Set down the material once more, exactly as it appears.

'''

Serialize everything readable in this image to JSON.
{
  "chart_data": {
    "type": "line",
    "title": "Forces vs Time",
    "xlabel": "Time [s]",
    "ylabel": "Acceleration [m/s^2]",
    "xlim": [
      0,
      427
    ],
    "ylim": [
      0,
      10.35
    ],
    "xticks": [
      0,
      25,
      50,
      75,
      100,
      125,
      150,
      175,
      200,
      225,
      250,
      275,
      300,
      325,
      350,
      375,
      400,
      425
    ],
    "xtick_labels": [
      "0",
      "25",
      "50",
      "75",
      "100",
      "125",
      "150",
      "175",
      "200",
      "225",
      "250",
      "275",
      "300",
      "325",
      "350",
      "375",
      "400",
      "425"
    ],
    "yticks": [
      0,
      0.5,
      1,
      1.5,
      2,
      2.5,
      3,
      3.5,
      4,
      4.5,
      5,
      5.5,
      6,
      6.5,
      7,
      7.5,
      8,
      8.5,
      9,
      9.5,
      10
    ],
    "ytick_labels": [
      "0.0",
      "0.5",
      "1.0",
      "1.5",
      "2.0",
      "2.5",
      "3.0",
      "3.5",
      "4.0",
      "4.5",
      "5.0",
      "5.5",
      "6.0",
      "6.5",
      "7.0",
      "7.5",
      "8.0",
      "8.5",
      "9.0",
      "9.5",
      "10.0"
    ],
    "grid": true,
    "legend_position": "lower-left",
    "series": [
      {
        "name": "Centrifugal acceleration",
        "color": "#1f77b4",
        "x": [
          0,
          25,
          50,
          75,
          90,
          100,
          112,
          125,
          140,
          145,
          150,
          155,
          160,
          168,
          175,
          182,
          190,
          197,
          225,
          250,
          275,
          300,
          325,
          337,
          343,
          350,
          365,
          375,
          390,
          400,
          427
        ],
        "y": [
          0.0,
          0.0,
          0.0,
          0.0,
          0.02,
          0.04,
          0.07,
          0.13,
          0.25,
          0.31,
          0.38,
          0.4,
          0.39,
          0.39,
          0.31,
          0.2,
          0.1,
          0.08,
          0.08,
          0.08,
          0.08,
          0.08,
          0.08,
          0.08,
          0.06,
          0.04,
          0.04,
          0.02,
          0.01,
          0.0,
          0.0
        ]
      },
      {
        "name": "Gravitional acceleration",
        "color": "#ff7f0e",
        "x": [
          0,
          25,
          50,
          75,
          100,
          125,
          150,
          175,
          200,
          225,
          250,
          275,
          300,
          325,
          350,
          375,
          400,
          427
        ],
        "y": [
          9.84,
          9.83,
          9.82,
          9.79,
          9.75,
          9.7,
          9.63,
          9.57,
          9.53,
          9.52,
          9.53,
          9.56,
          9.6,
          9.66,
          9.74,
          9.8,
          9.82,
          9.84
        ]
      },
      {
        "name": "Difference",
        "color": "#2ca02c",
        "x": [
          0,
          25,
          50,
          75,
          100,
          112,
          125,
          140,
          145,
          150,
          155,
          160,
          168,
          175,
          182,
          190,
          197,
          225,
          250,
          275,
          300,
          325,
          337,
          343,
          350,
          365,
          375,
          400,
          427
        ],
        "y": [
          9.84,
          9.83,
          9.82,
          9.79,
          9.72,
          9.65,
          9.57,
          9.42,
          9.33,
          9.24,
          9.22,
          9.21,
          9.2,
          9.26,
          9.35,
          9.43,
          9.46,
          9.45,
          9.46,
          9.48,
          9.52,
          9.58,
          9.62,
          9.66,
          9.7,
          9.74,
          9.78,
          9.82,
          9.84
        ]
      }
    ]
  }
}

'''

> Written answer:
Serialize everything readable in this image to JSON.
{
  "chart_data": {
    "type": "line",
    "title": "Forces vs Time",
    "xlabel": "Time [s]",
    "ylabel": "Acceleration [m/s^2]",
    "xlim": [
      0,
      427
    ],
    "ylim": [
      0,
      10.35
    ],
    "xticks": [
      0,
      25,
      50,
      75,
      100,
      125,
      150,
      175,
      200,
      225,
      250,
      275,
      300,
      325,
      350,
      375,
      400,
      425
    ],
    "xtick_labels": [
      "0",
      "25",
      "50",
      "75",
      "100",
      "125",
      "150",
      "175",
      "200",
      "225",
      "250",
      "275",
      "300",
      "325",
      "350",
      "375",
      "400",
      "425"
    ],
    "yticks": [
      0,
      0.5,
      1,
      1.5,
      2,
      2.5,
      3,
      3.5,
      4,
      4.5,
      5,
      5.5,
      6,
      6.5,
      7,
      7.5,
      8,
      8.5,
      9,
      9.5,
      10
    ],
    "ytick_labels": [
      "0.0",
      "0.5",
      "1.0",
      "1.5",
      "2.0",
      "2.5",
      "3.0",
      "3.5",
      "4.0",
      "4.5",
      "5.0",
      "5.5",
      "6.0",
      "6.5",
      "7.0",
      "7.5",
      "8.0",
      "8.5",
      "9.0",
      "9.5",
      "10.0"
    ],
    "grid": true,
    "legend_position": "lower-left",
    "series": [
      {
        "name": "Centrifugal acceleration",
        "color": "#1f77b4",
        "x": [
          0,
          25,
          50,
          75,
          90,
          100,
          112,
          125,
          140,
          145,
          150,
          155,
          160,
          168,
          175,
          182,
          190,
          197,
          225,
          250,
          275,
          300,
          325,
          337,
          343,
          350,
          365,
          375,
          390,
          400,
          427
        ],
        "y": [
          0.0,
          0.0,
          0.0,
          0.0,
          0.02,
          0.04,
          0.07,
          0.13,
          0.25,
          0.31,
          0.38,
          0.4,
          0.39,
          0.39,
          0.31,
          0.2,
          0.1,
          0.08,
          0.08,
          0.08,
          0.08,
          0.08,
          0.08,
          0.08,
          0.06,
          0.04,
          0.04,
          0.02,
          0.01,
          0.0,
          0.0
        ]
      },
      {
        "name": "Gravitional acceleration",
        "color": "#ff7f0e",
        "x": [
          0,
          25,
          50,
          75,
          100,
          125,
          150,
          175,
          200,
          225,
          250,
          275,
          300,
          325,
          350,
          375,
          400,
          427
        ],
        "y": [
          9.84,
          9.83,
          9.82,
          9.79,
          9.75,
          9.7,
          9.63,
          9.57,
          9.53,
          9.52,
          9.53,
          9.56,
          9.6,
          9.66,
          9.74,
          9.8,
          9.82,
          9.84
        ]
      },
      {
        "name": "Difference",
        "color": "#2ca02c",
        "x": [
          0,
          25,
          50,
          75,
          100,
          112,
          125,
          140,
          145,
          150,
          155,
          160,
          168,
          175,
          182,
          190,
          197,
          225,
          250,
          275,
          300,
          325,
          337,
          343,
          350,
          365,
          375,
          400,
          427
        ],
        "y": [
          9.84,
          9.83,
          9.82,
          9.79,
          9.72,
          9.65,
          9.57,
          9.42,
          9.33,
          9.24,
          9.22,
          9.21,
          9.2,
          9.26,
          9.35,
          9.43,
          9.46,
          9.45,
          9.46,
          9.48,
          9.52,
          9.58,
          9.62,
          9.66,
          9.7,
          9.74,
          9.78,
          9.82,
          9.84
        ]
      }
    ]
  }
}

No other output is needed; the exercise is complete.